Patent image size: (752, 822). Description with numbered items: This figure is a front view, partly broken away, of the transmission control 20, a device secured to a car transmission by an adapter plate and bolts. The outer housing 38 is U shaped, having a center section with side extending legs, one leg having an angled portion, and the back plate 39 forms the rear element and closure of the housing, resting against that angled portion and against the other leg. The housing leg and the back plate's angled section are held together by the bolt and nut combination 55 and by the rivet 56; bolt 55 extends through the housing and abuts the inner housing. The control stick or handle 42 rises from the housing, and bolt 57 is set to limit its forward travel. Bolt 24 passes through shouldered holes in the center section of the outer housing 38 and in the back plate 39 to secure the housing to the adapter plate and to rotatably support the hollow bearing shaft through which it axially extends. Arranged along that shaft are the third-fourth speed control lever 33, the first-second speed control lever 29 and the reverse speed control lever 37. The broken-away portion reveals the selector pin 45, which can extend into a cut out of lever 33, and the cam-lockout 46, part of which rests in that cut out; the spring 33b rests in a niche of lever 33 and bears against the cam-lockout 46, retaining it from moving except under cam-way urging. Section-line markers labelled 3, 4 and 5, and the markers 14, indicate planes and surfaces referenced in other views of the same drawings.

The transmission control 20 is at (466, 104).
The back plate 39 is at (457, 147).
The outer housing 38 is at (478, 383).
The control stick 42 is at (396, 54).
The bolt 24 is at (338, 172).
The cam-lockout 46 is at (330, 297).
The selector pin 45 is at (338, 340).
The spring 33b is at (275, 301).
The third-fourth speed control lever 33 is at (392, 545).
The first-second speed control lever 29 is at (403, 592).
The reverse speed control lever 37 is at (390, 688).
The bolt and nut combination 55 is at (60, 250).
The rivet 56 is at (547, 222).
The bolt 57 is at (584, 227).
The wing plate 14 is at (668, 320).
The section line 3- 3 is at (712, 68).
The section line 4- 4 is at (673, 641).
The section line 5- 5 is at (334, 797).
•••
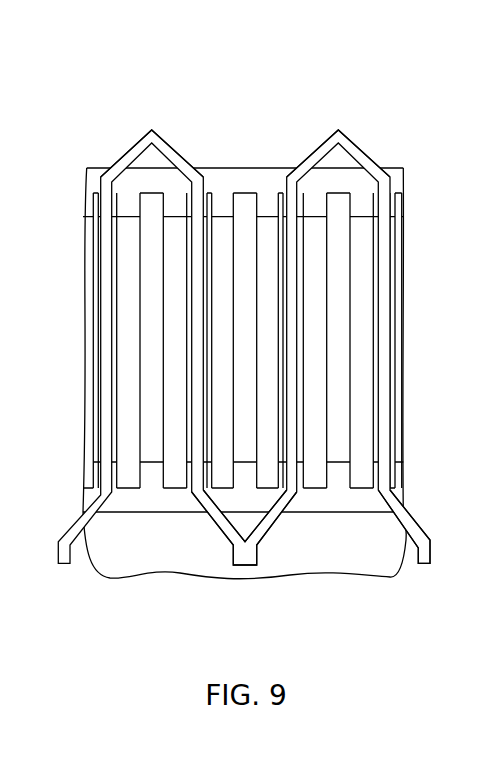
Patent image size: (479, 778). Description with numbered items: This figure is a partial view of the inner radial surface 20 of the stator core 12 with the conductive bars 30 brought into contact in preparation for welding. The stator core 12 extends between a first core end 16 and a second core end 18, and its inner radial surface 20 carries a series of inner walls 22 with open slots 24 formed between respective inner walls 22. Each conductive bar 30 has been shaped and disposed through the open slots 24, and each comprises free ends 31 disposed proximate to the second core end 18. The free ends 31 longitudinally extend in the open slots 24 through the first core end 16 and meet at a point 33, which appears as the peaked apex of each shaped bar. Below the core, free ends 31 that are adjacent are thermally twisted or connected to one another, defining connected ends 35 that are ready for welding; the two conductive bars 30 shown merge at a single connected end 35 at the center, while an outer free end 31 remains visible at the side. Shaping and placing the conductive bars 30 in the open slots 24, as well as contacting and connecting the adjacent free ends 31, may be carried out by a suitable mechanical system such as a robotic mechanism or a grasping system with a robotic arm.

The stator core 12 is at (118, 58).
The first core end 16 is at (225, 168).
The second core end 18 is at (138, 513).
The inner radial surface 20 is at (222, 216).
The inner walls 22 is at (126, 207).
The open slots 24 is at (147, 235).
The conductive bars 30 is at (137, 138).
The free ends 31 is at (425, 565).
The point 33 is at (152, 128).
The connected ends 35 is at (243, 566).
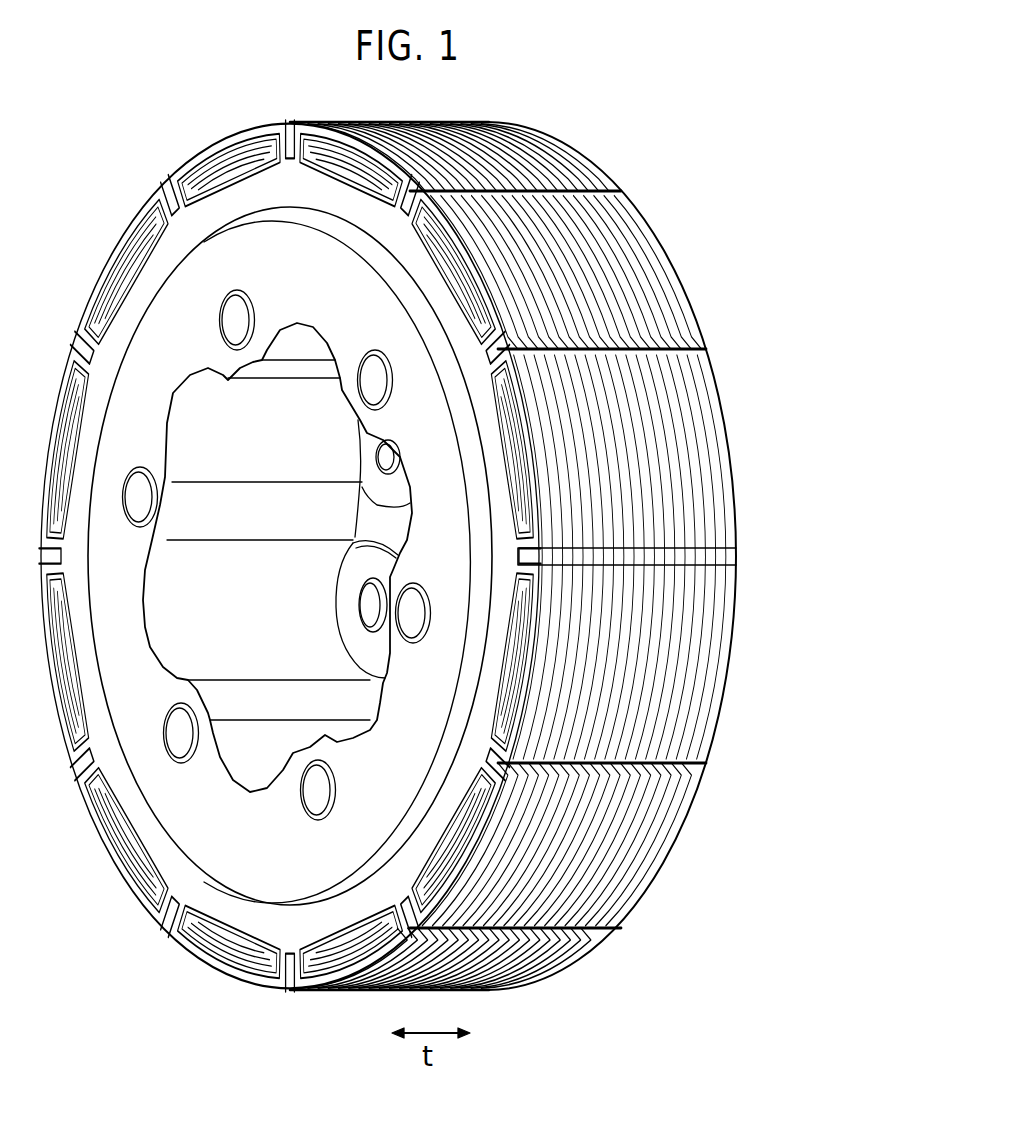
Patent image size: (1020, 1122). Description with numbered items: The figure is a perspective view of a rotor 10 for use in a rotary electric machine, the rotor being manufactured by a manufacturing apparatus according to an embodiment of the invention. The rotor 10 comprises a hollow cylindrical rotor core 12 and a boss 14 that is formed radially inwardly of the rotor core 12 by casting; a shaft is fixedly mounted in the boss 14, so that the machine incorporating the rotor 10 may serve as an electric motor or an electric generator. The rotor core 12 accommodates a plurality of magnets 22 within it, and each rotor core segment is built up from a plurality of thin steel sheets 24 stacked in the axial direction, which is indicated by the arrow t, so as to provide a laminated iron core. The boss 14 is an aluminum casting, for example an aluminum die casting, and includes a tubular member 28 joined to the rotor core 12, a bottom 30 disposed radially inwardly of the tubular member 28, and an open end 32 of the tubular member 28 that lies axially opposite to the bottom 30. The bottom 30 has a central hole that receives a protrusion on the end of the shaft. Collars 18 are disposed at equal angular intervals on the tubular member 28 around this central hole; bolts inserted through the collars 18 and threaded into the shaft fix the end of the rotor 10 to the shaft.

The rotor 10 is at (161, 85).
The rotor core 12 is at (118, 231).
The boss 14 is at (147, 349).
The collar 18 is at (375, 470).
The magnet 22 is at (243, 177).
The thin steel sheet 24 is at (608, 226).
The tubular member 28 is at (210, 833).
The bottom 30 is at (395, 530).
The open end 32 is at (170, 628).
•••
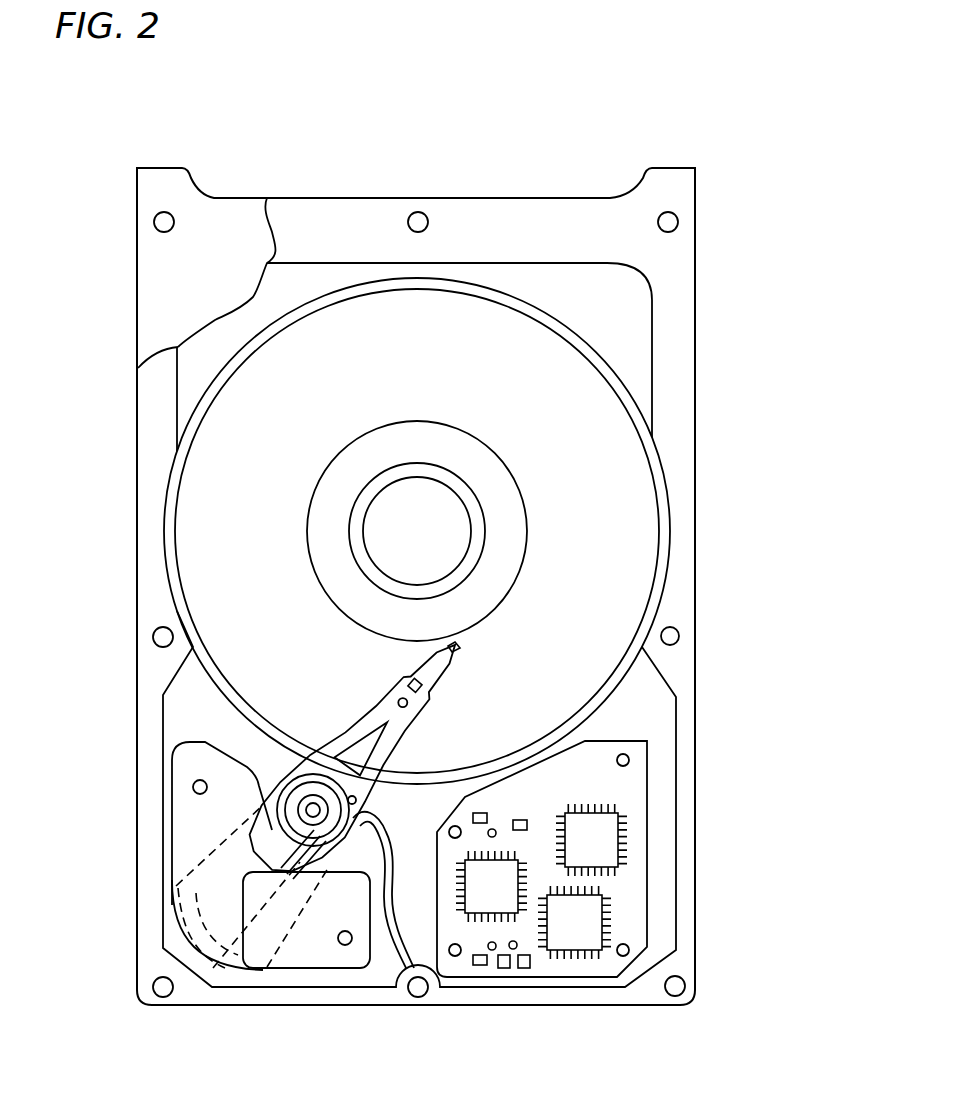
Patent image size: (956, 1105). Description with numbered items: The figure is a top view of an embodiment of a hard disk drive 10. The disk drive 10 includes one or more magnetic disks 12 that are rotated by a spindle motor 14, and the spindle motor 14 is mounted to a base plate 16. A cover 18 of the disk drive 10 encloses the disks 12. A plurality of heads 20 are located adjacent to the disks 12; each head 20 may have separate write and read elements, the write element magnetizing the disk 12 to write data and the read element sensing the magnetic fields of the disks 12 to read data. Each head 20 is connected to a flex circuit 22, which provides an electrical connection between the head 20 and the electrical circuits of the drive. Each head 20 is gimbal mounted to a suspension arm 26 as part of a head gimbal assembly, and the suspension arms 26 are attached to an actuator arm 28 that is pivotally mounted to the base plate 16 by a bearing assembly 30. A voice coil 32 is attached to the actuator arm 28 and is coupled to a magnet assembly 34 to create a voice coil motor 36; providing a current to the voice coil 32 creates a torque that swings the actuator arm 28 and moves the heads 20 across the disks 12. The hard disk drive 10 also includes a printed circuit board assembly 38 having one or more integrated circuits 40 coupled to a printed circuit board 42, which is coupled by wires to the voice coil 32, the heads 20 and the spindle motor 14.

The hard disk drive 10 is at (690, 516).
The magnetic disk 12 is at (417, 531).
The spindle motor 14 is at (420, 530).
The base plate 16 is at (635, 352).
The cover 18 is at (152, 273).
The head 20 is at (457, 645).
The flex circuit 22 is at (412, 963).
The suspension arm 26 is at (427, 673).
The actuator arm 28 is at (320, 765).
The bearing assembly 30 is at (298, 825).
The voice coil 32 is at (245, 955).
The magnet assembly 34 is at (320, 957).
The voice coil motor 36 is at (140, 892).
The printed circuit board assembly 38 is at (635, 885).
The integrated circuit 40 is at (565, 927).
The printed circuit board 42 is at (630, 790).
•••
Goal of the exercise>
Count the lines in the rows above that contain the string "flex", treating uppercase and lowercase as different. Reply with the number only.

Completed exercise>
2